[PROBLEM TO SOLVE]:
Your answer should be a single number: the count of lines that hold the word "title".

Data items

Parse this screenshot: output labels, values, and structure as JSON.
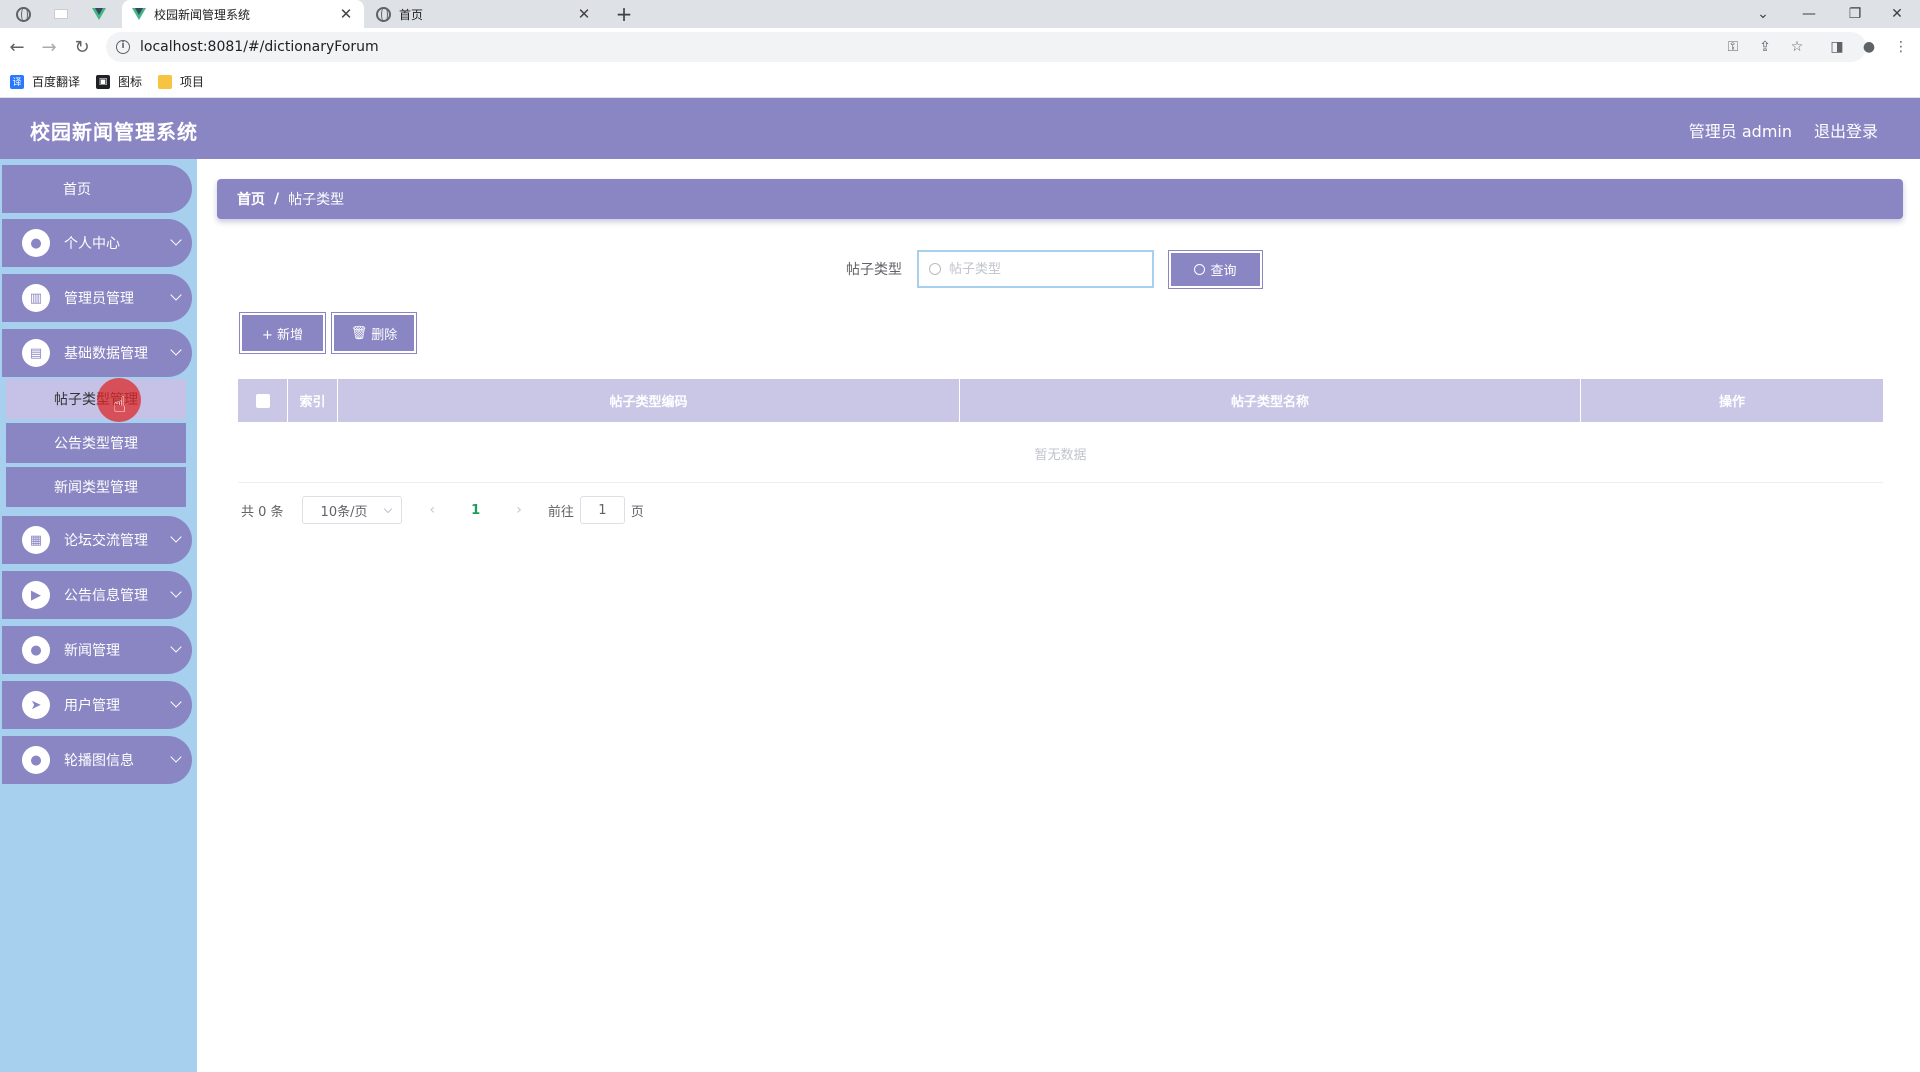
{
  "browser": {
    "tabs": [
      {
        "title": "校园新闻管理系统",
        "active": true
      },
      {
        "title": "首页",
        "active": false
      }
    ],
    "new_tab": "+",
    "url": "localhost:8081/#/dictionaryForum",
    "bookmarks": [
      {
        "label": "百度翻译",
        "icon": "translate-icon",
        "color": "#2979ff"
      },
      {
        "label": "图标",
        "icon": "image-icon",
        "color": "#202124"
      },
      {
        "label": "项目",
        "icon": "folder-icon",
        "color": "#f6c343"
      }
    ]
  },
  "header": {
    "title": "校园新闻管理系统",
    "user": "管理员 admin",
    "logout": "退出登录"
  },
  "sidebar": {
    "home": "首页",
    "items": [
      {
        "label": "个人中心",
        "icon": "user-icon"
      },
      {
        "label": "管理员管理",
        "icon": "book-icon"
      },
      {
        "label": "基础数据管理",
        "icon": "clipboard-icon"
      },
      {
        "label": "论坛交流管理",
        "icon": "grid-icon"
      },
      {
        "label": "公告信息管理",
        "icon": "video-icon"
      },
      {
        "label": "新闻管理",
        "icon": "location-icon"
      },
      {
        "label": "用户管理",
        "icon": "send-icon"
      },
      {
        "label": "轮播图信息",
        "icon": "user-icon"
      }
    ],
    "submenu": [
      {
        "label": "帖子类型管理",
        "active": true
      },
      {
        "label": "公告类型管理",
        "active": false
      },
      {
        "label": "新闻类型管理",
        "active": false
      }
    ]
  },
  "breadcrumb": {
    "home": "首页",
    "sep": "/",
    "current": "帖子类型"
  },
  "search": {
    "label": "帖子类型",
    "placeholder": "帖子类型",
    "button": "查询"
  },
  "actions": {
    "add": "+ 新增",
    "delete": "删除"
  },
  "table": {
    "columns": [
      "索引",
      "帖子类型编码",
      "帖子类型名称",
      "操作"
    ],
    "empty": "暂无数据"
  },
  "pagination": {
    "total": "共 0 条",
    "page_size": "10条/页",
    "current_page": "1",
    "goto_label": "前往",
    "goto_value": "1",
    "page_suffix": "页"
  },
  "colors": {
    "primary": "#8a86c3",
    "sidebar_bg": "#a6d0ee",
    "table_header": "#c9c6e6"
  }
}
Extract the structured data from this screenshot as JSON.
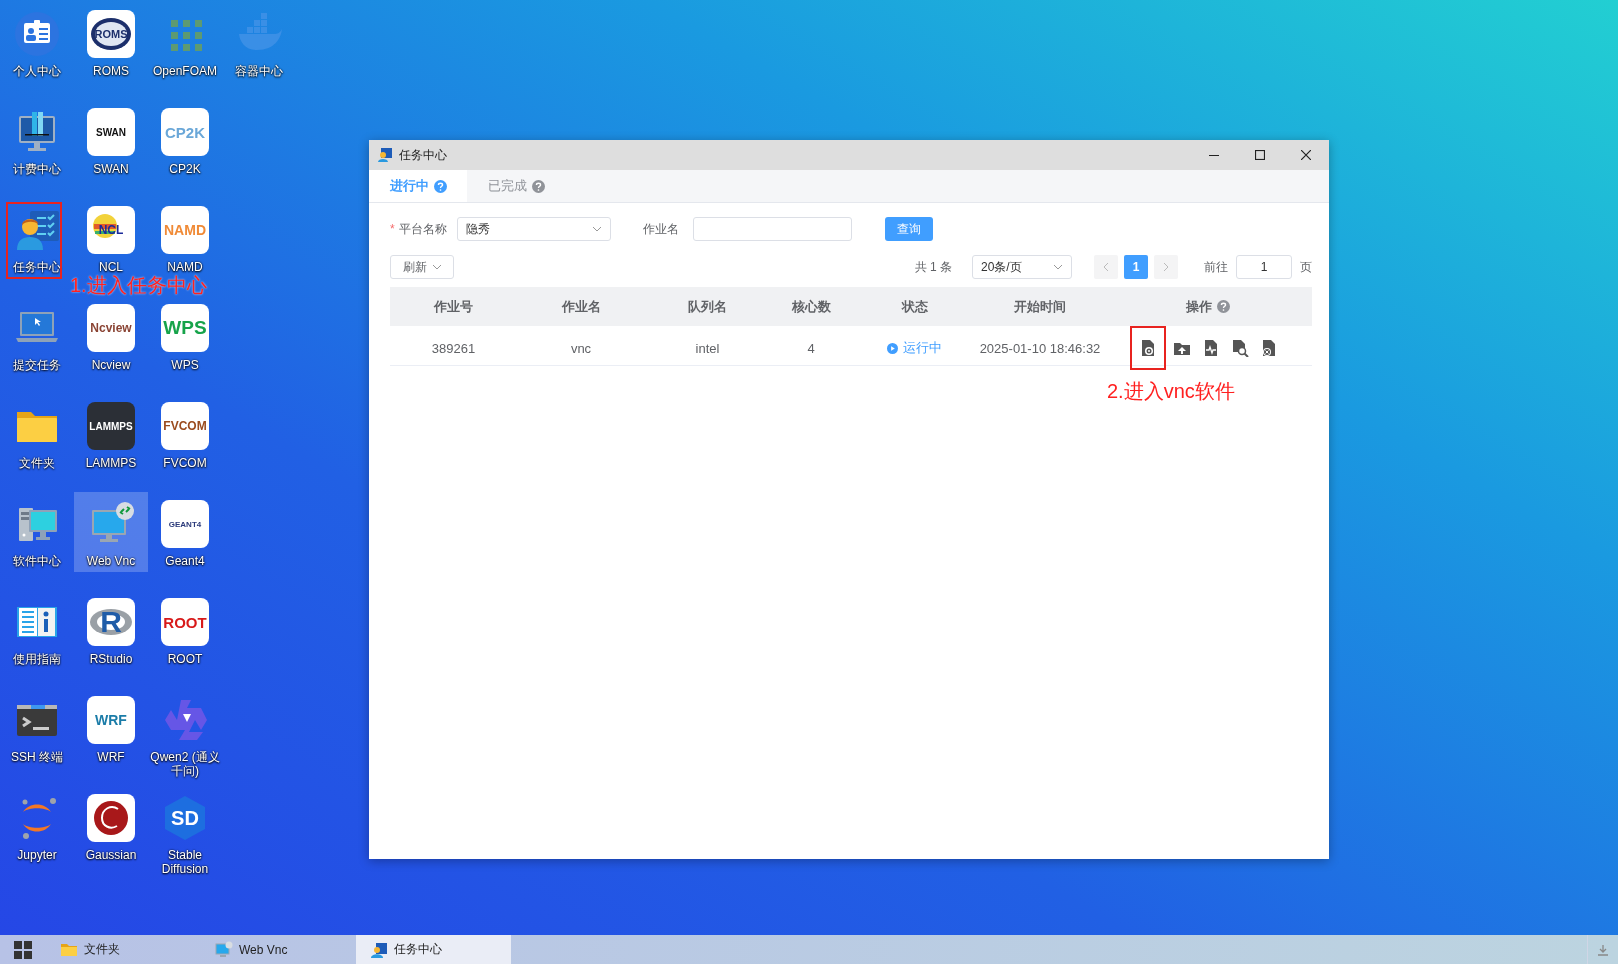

[THE REPLY]:
3